:: The task ::
Transcribe all of the material below word for word and leave out its pictures.

Data entries:
▼
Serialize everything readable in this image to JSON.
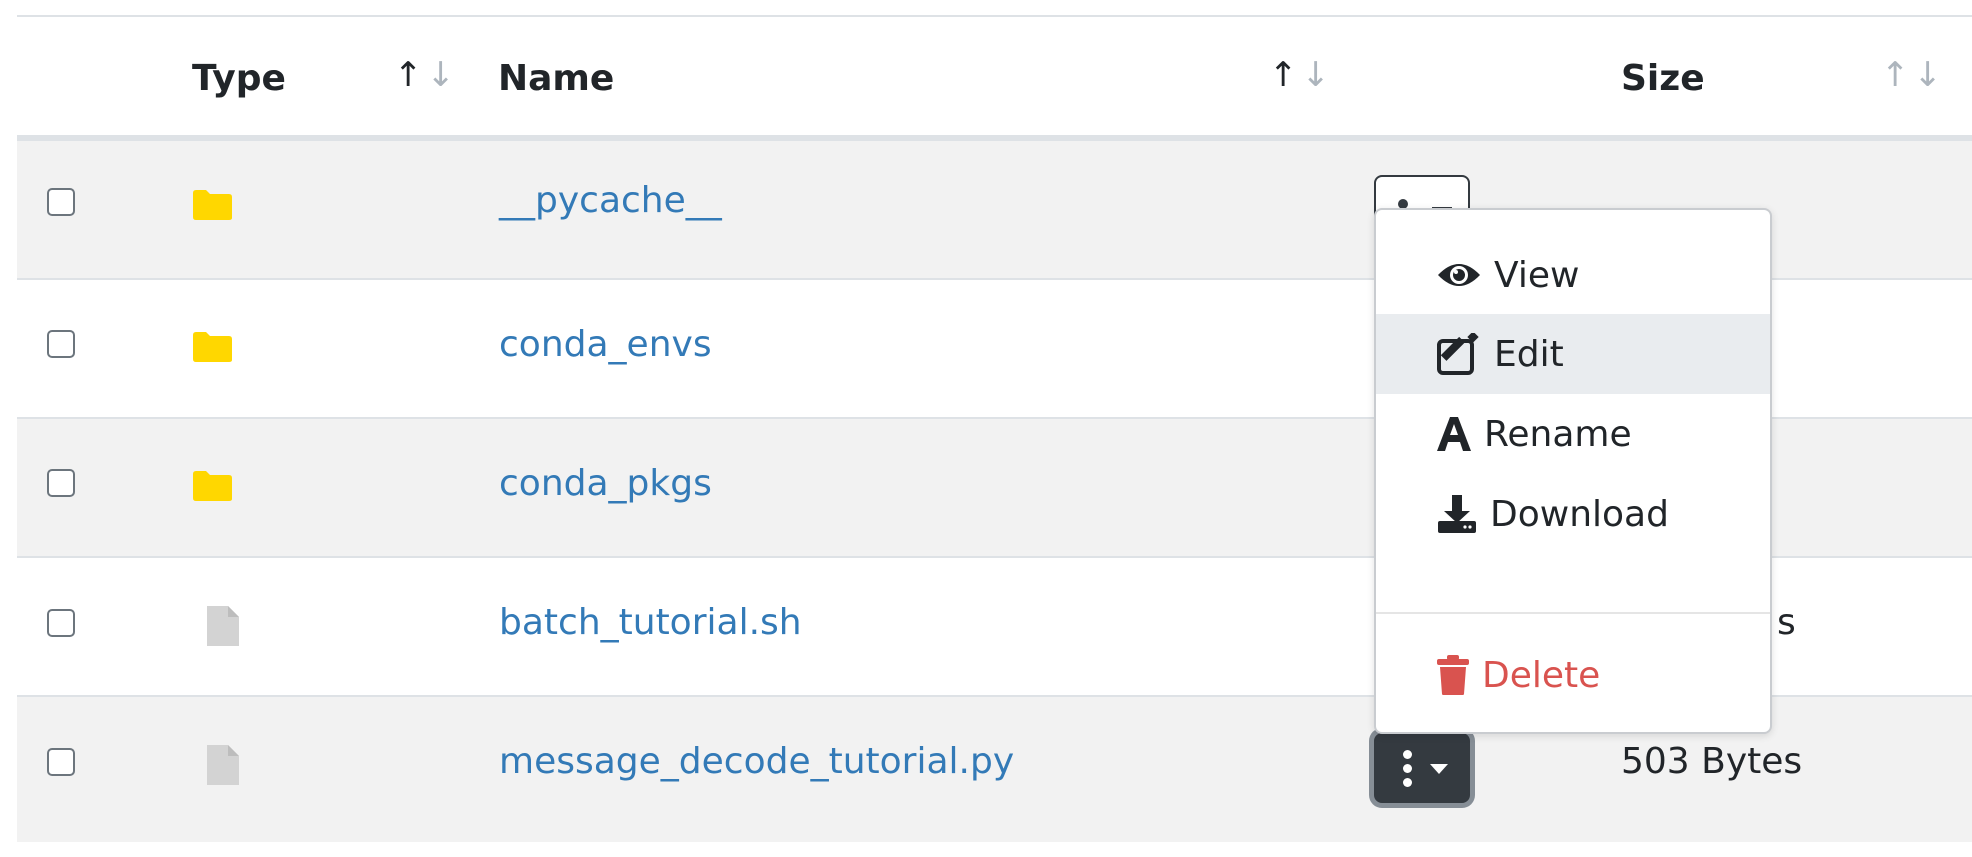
{
  "table": {
    "headers": {
      "type": "Type",
      "name": "Name",
      "size": "Size"
    },
    "rows": [
      {
        "type": "folder",
        "name": "__pycache__",
        "size": ""
      },
      {
        "type": "folder",
        "name": "conda_envs",
        "size": ""
      },
      {
        "type": "folder",
        "name": "conda_pkgs",
        "size": ""
      },
      {
        "type": "file",
        "name": "batch_tutorial.sh",
        "size": "s"
      },
      {
        "type": "file",
        "name": "message_decode_tutorial.py",
        "size": "503 Bytes"
      }
    ]
  },
  "dropdown": {
    "items": [
      {
        "label": "View",
        "icon": "eye-icon"
      },
      {
        "label": "Edit",
        "icon": "edit-icon",
        "active": true
      },
      {
        "label": "Rename",
        "icon": "rename-icon"
      },
      {
        "label": "Download",
        "icon": "download-icon"
      }
    ],
    "delete_label": "Delete"
  },
  "colors": {
    "link": "#337ab7",
    "folder": "#ffd700",
    "file": "#d3d3d3",
    "danger": "#d9534f",
    "button_dark": "#343a40"
  }
}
▲
:: Final result ::
Serialize everything readable in this image to JSON.
{
  "table": {
    "headers": {
      "type": "Type",
      "name": "Name",
      "size": "Size"
    },
    "rows": [
      {
        "type": "folder",
        "name": "__pycache__",
        "size": ""
      },
      {
        "type": "folder",
        "name": "conda_envs",
        "size": ""
      },
      {
        "type": "folder",
        "name": "conda_pkgs",
        "size": ""
      },
      {
        "type": "file",
        "name": "batch_tutorial.sh",
        "size": "s"
      },
      {
        "type": "file",
        "name": "message_decode_tutorial.py",
        "size": "503 Bytes"
      }
    ]
  },
  "dropdown": {
    "items": [
      {
        "label": "View",
        "icon": "eye-icon"
      },
      {
        "label": "Edit",
        "icon": "edit-icon",
        "active": true
      },
      {
        "label": "Rename",
        "icon": "rename-icon"
      },
      {
        "label": "Download",
        "icon": "download-icon"
      }
    ],
    "delete_label": "Delete"
  },
  "colors": {
    "link": "#337ab7",
    "folder": "#ffd700",
    "file": "#d3d3d3",
    "danger": "#d9534f",
    "button_dark": "#343a40"
  }
}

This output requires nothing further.